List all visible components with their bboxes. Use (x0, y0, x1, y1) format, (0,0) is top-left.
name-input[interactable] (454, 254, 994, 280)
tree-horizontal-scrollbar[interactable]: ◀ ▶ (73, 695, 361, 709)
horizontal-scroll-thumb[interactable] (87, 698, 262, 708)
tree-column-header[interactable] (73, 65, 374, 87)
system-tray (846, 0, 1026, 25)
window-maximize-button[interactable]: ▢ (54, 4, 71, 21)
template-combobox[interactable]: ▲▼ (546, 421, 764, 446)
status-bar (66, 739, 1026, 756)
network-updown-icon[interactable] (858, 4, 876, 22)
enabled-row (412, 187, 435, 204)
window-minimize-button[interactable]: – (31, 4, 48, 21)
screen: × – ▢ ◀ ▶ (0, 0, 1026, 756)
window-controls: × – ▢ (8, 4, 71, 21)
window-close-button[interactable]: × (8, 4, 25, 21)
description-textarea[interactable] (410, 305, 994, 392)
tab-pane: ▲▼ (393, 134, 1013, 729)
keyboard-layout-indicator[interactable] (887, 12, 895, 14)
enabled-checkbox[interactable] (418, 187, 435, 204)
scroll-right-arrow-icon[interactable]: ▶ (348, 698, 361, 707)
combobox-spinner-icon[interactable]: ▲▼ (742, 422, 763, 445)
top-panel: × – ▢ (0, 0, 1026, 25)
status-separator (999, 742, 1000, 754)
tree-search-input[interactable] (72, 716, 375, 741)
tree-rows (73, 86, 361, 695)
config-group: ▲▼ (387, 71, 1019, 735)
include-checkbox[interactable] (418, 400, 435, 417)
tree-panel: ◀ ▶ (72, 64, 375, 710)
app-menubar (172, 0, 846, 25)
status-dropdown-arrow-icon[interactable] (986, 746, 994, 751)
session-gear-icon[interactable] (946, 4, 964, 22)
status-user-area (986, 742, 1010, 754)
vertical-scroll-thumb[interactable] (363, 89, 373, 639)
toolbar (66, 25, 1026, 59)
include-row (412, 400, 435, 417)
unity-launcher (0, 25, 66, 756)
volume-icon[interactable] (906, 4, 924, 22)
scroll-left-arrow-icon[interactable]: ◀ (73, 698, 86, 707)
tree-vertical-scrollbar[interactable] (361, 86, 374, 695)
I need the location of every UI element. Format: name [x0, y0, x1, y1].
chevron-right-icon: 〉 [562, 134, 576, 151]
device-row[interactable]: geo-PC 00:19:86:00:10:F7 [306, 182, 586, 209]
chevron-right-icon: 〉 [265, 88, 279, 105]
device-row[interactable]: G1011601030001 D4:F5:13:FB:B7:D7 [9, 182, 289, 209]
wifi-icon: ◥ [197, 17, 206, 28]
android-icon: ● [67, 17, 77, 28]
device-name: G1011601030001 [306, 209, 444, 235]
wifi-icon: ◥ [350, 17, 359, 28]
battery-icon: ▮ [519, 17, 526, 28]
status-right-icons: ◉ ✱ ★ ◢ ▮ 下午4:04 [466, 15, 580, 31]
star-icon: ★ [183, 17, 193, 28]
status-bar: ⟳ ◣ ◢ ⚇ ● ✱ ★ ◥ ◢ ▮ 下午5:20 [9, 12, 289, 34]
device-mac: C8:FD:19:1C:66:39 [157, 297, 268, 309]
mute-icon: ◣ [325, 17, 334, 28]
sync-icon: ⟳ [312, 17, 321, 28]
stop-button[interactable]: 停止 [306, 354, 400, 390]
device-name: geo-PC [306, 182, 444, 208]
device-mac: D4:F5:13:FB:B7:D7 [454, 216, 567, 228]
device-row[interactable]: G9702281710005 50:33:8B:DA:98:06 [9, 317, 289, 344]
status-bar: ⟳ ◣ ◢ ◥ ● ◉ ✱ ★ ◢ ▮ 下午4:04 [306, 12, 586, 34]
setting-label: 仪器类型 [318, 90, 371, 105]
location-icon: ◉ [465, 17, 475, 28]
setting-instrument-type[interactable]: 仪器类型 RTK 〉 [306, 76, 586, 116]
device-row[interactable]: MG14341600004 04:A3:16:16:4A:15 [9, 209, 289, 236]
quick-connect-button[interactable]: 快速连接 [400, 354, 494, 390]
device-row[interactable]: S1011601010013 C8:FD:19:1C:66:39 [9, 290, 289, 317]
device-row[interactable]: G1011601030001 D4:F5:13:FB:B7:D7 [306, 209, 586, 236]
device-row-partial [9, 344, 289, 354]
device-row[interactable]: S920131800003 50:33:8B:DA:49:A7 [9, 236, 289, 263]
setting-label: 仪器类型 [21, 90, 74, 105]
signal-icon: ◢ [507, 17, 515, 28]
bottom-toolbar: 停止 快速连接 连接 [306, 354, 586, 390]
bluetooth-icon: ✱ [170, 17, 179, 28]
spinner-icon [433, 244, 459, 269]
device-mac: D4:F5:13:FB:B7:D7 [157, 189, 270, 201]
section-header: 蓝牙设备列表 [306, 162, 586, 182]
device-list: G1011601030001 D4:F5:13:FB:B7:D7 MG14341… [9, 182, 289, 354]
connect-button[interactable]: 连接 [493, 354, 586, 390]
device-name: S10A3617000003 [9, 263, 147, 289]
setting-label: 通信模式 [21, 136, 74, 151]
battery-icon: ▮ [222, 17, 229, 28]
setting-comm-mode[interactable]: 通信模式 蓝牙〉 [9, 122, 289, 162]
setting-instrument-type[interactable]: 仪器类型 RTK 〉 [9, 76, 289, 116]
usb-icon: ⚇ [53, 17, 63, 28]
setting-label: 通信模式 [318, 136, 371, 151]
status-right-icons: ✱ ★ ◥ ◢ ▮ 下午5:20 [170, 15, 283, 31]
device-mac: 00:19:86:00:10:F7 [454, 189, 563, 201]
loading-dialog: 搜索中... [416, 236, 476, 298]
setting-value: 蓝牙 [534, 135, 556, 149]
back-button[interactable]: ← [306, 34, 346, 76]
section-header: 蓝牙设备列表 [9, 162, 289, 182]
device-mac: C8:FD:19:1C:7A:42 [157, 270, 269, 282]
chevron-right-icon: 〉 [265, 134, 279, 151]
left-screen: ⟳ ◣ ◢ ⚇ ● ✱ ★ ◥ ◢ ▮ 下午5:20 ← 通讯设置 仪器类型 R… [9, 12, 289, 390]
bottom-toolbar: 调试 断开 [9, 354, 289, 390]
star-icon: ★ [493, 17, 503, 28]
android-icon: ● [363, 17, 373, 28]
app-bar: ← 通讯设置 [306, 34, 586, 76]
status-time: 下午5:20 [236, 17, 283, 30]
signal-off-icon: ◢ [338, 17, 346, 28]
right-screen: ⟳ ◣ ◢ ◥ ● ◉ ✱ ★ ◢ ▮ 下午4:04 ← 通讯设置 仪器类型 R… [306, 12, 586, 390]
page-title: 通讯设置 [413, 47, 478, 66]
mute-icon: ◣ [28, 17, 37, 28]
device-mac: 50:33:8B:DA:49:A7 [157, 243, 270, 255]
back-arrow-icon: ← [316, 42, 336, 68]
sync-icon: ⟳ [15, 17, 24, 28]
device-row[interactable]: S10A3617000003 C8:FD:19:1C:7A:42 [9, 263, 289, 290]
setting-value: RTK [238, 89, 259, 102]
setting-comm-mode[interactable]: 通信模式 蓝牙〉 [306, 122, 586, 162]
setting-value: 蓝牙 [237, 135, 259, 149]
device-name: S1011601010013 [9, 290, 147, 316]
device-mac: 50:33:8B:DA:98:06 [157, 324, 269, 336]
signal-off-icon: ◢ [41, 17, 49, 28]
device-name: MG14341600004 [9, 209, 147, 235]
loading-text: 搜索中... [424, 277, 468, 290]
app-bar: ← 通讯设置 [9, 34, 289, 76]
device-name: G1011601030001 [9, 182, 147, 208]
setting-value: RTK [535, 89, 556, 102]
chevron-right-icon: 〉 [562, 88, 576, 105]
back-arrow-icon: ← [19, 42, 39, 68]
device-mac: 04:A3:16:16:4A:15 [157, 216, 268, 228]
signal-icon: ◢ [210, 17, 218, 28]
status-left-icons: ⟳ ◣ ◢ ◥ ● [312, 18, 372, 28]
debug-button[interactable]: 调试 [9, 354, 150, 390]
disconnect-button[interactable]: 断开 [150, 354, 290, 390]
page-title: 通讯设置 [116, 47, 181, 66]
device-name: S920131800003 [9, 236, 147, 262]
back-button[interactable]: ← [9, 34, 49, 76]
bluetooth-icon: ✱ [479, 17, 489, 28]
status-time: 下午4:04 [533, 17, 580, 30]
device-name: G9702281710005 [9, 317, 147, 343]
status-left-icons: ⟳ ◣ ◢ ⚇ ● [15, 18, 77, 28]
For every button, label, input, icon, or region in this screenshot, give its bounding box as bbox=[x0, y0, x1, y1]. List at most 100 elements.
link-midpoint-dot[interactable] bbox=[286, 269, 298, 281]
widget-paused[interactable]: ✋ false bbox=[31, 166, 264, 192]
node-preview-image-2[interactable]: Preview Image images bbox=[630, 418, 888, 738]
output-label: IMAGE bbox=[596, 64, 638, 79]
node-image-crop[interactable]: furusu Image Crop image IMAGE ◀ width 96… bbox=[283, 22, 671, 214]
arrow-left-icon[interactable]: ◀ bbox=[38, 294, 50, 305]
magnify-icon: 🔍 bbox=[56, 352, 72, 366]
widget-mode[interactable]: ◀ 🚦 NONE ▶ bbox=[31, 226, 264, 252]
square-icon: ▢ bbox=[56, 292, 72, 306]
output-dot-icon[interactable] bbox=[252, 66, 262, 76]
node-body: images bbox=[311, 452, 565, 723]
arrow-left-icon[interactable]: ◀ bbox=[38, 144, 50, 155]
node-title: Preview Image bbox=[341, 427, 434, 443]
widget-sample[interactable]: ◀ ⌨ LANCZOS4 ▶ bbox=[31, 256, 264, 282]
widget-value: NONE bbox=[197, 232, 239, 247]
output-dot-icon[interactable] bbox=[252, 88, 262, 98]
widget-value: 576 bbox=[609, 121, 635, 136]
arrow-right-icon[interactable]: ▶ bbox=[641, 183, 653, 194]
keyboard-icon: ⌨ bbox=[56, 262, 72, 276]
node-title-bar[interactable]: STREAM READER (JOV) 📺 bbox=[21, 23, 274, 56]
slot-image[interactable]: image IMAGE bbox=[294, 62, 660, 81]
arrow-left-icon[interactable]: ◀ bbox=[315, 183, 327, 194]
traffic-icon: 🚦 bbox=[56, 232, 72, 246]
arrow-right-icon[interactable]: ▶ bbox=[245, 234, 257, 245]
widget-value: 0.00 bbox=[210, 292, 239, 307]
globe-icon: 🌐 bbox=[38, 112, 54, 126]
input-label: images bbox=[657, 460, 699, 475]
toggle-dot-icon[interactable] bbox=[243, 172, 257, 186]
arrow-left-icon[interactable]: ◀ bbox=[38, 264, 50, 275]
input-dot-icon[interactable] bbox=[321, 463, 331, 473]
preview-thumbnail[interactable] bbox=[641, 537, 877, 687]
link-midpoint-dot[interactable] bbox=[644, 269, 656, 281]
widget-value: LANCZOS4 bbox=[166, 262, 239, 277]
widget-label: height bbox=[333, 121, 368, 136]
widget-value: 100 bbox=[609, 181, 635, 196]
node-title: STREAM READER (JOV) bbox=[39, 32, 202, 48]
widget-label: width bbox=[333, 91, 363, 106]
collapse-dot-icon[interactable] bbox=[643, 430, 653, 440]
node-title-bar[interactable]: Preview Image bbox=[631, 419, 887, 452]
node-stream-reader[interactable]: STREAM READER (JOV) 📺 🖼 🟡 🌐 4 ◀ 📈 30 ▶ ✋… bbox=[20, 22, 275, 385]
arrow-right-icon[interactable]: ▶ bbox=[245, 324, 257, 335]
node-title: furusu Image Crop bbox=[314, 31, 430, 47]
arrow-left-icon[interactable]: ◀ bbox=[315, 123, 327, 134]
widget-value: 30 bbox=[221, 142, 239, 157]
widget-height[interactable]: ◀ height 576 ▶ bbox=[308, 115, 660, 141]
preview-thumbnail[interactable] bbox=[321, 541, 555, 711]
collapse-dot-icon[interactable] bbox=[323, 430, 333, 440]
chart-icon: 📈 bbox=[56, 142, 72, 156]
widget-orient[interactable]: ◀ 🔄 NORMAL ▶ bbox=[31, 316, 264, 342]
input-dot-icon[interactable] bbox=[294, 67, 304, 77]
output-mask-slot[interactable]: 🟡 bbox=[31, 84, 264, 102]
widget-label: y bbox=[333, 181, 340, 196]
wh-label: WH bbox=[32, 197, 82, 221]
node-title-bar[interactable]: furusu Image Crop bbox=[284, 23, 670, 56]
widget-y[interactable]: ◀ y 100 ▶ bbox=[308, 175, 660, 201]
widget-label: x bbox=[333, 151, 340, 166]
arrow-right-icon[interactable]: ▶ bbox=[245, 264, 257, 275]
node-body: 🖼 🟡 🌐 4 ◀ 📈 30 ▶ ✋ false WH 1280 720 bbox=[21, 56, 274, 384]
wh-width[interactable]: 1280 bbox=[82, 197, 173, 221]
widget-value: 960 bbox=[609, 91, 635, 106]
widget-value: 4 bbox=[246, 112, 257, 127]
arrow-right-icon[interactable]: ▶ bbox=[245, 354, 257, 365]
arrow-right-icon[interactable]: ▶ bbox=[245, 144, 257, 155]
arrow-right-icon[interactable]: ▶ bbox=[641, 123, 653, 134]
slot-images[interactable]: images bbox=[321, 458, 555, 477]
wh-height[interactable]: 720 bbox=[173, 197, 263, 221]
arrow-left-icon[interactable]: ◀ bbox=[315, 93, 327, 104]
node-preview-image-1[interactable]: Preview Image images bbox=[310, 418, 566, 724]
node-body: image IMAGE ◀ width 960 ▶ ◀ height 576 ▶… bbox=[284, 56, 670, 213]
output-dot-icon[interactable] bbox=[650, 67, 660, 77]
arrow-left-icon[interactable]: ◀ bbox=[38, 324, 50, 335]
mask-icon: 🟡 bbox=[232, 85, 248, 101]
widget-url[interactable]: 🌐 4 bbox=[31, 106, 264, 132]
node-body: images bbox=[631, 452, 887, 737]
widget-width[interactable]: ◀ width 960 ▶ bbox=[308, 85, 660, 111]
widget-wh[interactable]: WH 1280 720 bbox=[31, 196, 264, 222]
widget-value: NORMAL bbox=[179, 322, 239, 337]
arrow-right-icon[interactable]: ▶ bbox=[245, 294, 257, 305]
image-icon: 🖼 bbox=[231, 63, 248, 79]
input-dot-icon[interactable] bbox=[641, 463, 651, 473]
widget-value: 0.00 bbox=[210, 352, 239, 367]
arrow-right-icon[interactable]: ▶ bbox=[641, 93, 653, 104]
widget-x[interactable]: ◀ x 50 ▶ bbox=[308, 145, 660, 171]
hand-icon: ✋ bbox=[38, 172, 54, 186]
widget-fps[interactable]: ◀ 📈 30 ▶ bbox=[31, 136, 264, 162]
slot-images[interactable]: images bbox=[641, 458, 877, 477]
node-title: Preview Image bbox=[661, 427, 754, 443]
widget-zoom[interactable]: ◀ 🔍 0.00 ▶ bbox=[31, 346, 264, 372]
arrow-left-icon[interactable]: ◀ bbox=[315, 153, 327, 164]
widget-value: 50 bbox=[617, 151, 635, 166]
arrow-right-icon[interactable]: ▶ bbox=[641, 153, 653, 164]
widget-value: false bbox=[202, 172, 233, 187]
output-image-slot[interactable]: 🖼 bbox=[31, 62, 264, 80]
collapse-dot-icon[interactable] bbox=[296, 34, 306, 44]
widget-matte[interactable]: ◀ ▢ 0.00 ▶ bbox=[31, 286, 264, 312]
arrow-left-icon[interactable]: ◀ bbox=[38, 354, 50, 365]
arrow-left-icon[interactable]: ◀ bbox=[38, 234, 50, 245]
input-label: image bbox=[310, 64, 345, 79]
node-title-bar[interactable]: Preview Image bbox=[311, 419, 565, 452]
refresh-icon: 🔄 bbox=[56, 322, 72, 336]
+++++
Task statement: Copy the data from its first line through the line containing "top-panel: × – ▢ (0, 0, 1026, 25)", putting "notification-tray" in place of "system-tray" and leaving everything else unchanged.

Task solution:
List all visible components with their bboxes. Use (x0, y0, x1, y1) format, (0,0) is top-left.
name-input[interactable] (454, 254, 994, 280)
tree-horizontal-scrollbar[interactable]: ◀ ▶ (73, 695, 361, 709)
horizontal-scroll-thumb[interactable] (87, 698, 262, 708)
tree-column-header[interactable] (73, 65, 374, 87)
notification-tray (846, 0, 1026, 25)
window-maximize-button[interactable]: ▢ (54, 4, 71, 21)
template-combobox[interactable]: ▲▼ (546, 421, 764, 446)
status-bar (66, 739, 1026, 756)
network-updown-icon[interactable] (858, 4, 876, 22)
enabled-row (412, 187, 435, 204)
window-minimize-button[interactable]: – (31, 4, 48, 21)
screen: × – ▢ ◀ ▶ (0, 0, 1026, 756)
window-controls: × – ▢ (8, 4, 71, 21)
window-close-button[interactable]: × (8, 4, 25, 21)
description-textarea[interactable] (410, 305, 994, 392)
tab-pane: ▲▼ (393, 134, 1013, 729)
keyboard-layout-indicator[interactable] (887, 12, 895, 14)
enabled-checkbox[interactable] (418, 187, 435, 204)
scroll-right-arrow-icon[interactable]: ▶ (348, 698, 361, 707)
combobox-spinner-icon[interactable]: ▲▼ (742, 422, 763, 445)
top-panel: × – ▢ (0, 0, 1026, 25)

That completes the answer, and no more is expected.